• [Exercise brief]
Report, word for word, every line of the material that contains "subtitle".

• [Records to use]
+ + + +

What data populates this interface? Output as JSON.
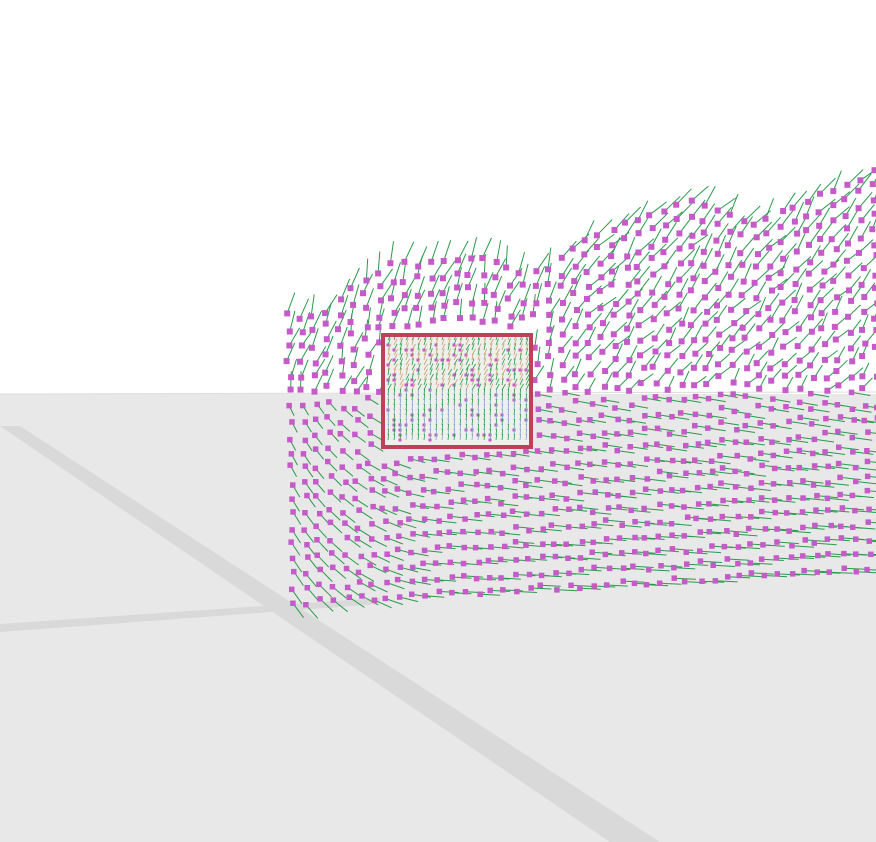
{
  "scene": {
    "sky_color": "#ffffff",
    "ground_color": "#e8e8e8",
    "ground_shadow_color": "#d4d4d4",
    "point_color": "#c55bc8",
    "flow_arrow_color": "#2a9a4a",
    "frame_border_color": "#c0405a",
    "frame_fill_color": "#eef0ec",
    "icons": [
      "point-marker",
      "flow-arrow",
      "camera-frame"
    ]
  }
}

+ + + +

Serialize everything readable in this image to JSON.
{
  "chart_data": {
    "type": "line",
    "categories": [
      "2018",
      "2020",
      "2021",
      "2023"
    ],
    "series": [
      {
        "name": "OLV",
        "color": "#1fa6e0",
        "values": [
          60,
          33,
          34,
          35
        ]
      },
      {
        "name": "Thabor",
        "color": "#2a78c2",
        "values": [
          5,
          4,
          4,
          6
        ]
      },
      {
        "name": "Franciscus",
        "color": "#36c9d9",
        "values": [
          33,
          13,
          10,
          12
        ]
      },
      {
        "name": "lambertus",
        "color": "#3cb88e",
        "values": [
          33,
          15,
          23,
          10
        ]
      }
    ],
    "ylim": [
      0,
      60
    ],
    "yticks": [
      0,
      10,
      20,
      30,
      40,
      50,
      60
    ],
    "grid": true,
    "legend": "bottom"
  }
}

+ + + +

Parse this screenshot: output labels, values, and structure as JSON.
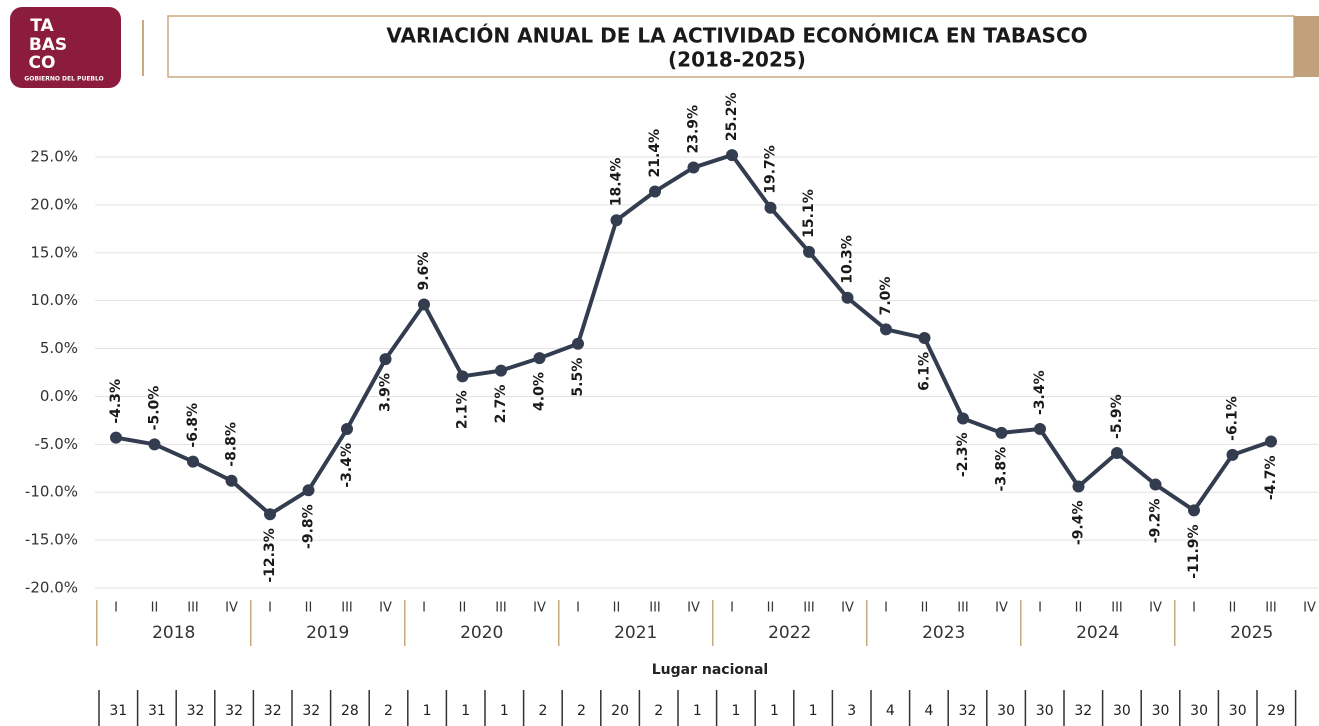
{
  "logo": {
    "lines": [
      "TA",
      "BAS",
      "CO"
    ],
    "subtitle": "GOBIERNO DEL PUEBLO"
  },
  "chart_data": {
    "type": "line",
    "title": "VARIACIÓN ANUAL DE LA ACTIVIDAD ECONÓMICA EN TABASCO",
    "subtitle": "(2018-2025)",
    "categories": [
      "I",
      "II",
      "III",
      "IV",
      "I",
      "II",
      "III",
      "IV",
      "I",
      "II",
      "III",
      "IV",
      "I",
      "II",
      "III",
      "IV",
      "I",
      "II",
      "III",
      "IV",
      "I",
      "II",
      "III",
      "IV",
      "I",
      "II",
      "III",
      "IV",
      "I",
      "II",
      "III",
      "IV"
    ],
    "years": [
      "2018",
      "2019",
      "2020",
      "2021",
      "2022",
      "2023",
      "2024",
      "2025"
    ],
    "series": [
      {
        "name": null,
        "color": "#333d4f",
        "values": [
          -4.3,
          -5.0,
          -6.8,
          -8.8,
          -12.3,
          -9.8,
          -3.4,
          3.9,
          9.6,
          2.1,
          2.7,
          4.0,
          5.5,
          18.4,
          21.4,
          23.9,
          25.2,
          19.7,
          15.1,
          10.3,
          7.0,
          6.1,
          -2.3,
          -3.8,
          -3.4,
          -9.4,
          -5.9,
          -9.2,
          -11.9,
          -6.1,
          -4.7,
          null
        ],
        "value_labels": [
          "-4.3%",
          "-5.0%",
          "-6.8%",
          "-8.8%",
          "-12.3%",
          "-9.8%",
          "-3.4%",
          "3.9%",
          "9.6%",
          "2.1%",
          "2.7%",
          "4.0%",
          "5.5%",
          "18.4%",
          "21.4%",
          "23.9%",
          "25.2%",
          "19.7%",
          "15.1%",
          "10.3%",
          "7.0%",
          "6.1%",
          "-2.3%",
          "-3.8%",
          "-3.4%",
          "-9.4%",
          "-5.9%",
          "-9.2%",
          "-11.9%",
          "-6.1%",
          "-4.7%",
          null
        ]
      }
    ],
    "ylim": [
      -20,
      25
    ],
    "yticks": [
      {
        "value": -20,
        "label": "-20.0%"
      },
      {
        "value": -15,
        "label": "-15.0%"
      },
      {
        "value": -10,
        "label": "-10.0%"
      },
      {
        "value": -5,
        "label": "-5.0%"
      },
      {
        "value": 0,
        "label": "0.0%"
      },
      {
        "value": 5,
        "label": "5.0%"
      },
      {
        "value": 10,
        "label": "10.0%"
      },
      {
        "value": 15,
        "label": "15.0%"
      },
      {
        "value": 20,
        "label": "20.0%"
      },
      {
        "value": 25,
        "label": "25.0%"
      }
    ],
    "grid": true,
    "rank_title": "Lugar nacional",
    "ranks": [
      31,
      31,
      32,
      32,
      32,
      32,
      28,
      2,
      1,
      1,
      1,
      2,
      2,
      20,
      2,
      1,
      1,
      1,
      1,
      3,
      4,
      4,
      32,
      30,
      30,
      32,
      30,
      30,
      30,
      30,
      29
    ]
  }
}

+ + + +

• [Finished answer]
    "subtitle": "GOBIERNO DEL PUEBLO"
    "subtitle": "(2018-2025)",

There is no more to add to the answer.